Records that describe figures
· · · ·
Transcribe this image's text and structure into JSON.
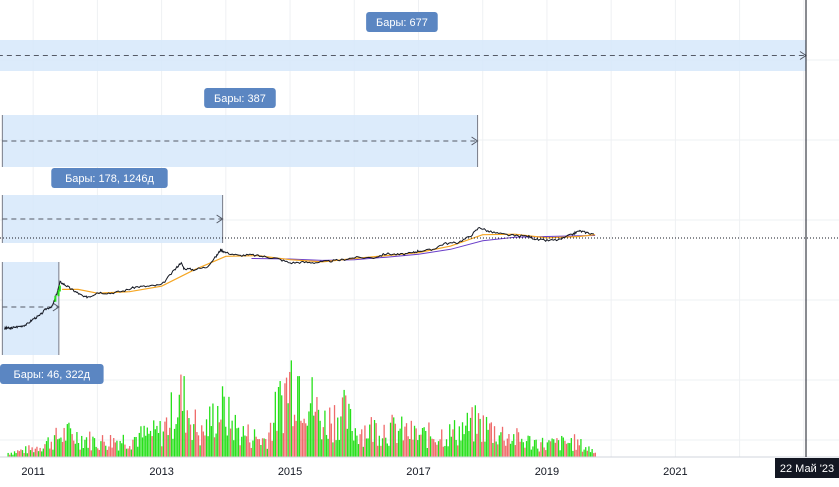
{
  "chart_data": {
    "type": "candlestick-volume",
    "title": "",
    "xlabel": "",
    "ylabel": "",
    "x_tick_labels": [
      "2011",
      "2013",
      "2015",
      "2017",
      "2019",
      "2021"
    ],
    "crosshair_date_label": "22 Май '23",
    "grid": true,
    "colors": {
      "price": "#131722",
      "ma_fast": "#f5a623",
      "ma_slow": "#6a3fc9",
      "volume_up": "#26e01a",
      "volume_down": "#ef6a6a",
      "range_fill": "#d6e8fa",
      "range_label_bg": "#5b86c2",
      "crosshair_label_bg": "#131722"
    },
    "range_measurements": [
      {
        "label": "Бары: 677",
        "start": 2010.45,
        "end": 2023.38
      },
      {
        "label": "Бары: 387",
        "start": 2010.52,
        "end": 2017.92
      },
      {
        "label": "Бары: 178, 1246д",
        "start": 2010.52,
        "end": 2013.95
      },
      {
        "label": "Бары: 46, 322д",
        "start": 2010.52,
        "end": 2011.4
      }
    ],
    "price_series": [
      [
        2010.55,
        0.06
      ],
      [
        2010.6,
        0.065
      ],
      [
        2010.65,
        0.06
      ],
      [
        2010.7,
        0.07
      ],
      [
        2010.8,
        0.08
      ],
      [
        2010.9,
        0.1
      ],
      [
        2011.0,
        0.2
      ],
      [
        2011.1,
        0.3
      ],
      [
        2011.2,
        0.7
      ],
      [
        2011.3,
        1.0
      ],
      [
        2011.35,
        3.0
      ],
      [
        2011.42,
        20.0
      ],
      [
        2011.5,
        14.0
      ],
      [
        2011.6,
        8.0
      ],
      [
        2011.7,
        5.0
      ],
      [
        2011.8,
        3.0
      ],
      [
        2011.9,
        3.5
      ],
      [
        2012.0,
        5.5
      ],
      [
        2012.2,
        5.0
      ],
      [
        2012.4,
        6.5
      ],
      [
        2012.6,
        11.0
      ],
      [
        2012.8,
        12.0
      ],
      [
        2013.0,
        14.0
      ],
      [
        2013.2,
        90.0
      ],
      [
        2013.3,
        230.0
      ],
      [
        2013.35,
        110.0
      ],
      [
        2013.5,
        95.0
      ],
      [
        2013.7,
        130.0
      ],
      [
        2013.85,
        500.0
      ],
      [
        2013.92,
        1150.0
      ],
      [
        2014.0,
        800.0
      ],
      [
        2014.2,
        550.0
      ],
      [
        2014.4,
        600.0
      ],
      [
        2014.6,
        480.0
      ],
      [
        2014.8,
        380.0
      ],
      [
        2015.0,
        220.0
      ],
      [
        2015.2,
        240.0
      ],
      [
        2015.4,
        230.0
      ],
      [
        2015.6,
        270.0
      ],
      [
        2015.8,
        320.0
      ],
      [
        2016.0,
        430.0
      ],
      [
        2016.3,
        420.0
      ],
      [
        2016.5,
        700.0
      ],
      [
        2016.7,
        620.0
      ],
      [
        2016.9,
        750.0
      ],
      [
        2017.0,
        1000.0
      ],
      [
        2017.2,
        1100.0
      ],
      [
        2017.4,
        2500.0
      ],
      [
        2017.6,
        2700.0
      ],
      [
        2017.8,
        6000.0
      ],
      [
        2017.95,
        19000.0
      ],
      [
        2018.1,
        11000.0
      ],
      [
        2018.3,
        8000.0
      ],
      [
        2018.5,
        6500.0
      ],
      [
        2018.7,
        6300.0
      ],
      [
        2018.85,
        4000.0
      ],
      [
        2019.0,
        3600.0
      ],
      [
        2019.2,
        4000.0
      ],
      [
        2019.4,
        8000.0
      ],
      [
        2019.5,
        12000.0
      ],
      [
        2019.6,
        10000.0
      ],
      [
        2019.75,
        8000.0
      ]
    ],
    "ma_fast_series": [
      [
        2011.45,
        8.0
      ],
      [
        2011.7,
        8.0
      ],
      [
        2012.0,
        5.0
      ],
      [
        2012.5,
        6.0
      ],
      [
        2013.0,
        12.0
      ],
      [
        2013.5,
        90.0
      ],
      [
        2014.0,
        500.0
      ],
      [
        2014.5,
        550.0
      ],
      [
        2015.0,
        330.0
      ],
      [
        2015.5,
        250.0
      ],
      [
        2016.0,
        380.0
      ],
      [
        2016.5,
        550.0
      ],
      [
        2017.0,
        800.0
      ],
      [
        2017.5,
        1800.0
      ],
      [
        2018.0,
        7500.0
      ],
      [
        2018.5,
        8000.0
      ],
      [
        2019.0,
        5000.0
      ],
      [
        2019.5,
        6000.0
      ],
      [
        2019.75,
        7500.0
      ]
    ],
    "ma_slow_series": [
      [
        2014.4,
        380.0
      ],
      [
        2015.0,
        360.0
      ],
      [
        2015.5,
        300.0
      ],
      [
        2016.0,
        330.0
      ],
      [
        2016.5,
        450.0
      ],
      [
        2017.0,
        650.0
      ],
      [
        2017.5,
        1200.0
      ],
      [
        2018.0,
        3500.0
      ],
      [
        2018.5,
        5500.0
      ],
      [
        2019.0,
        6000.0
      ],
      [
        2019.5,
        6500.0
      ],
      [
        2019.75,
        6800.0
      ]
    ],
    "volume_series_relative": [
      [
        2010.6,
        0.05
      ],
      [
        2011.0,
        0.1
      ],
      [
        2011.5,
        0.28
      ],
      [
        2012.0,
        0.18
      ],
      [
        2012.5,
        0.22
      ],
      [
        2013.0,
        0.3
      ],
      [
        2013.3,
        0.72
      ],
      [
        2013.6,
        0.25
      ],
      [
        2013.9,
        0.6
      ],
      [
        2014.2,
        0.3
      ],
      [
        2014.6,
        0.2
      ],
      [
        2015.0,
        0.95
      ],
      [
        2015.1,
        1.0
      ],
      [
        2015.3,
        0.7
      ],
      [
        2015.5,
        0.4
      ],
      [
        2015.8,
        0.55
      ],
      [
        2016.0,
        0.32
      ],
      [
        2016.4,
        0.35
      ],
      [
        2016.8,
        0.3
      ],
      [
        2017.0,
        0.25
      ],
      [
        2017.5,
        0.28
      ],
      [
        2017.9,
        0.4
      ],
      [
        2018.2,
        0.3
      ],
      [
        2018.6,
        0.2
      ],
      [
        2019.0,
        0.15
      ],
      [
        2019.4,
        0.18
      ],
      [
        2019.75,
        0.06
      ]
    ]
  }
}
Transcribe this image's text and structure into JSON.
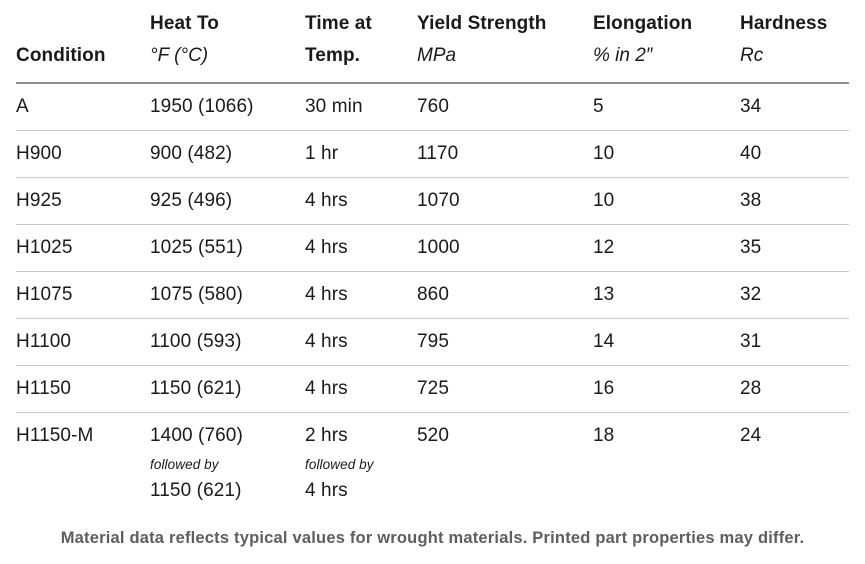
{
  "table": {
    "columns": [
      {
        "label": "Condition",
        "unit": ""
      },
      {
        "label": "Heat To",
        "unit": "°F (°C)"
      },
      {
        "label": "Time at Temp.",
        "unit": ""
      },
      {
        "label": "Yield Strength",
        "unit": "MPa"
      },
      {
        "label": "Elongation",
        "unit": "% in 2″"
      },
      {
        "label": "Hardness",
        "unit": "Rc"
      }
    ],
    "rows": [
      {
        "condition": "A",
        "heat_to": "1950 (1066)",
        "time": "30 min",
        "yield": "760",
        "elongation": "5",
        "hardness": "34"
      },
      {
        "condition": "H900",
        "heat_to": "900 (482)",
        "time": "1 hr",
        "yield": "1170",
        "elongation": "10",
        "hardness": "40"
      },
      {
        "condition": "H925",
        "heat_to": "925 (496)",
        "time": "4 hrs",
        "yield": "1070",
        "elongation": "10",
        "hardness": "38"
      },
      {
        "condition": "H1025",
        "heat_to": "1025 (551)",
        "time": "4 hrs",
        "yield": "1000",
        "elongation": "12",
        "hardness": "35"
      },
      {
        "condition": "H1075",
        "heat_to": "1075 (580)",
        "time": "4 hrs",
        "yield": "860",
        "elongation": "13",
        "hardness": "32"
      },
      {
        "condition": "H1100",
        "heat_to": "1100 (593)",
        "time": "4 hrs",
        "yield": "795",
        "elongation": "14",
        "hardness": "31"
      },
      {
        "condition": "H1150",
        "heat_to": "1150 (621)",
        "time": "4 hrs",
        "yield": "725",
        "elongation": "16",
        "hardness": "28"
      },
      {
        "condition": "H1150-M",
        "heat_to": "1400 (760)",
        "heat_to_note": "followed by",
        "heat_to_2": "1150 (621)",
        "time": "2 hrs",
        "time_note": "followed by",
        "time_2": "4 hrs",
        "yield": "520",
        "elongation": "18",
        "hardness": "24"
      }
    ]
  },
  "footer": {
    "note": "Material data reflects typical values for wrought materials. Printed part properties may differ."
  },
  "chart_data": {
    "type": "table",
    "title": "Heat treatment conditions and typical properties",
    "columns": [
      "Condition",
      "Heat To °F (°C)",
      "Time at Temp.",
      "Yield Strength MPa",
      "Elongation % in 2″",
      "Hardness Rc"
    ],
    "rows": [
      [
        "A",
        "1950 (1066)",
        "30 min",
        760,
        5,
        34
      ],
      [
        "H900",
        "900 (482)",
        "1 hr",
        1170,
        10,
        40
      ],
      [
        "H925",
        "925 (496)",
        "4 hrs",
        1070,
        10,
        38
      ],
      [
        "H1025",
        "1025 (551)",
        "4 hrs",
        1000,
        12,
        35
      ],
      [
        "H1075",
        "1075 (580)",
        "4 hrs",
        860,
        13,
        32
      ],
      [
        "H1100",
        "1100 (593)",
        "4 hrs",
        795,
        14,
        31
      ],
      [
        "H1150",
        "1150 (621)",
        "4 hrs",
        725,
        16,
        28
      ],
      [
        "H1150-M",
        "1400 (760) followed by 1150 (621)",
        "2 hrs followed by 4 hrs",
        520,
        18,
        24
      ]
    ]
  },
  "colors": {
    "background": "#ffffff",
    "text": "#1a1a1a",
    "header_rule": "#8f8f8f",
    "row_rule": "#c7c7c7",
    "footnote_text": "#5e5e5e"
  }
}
· · · ·
*Written request*: Identify every line above with the string "followed" in it. Copy those lines.

*Answer to the exercise*:
        "heat_to_note": "followed by",
        "time_note": "followed by",
        "1400 (760) followed by 1150 (621)",
        "2 hrs followed by 4 hrs",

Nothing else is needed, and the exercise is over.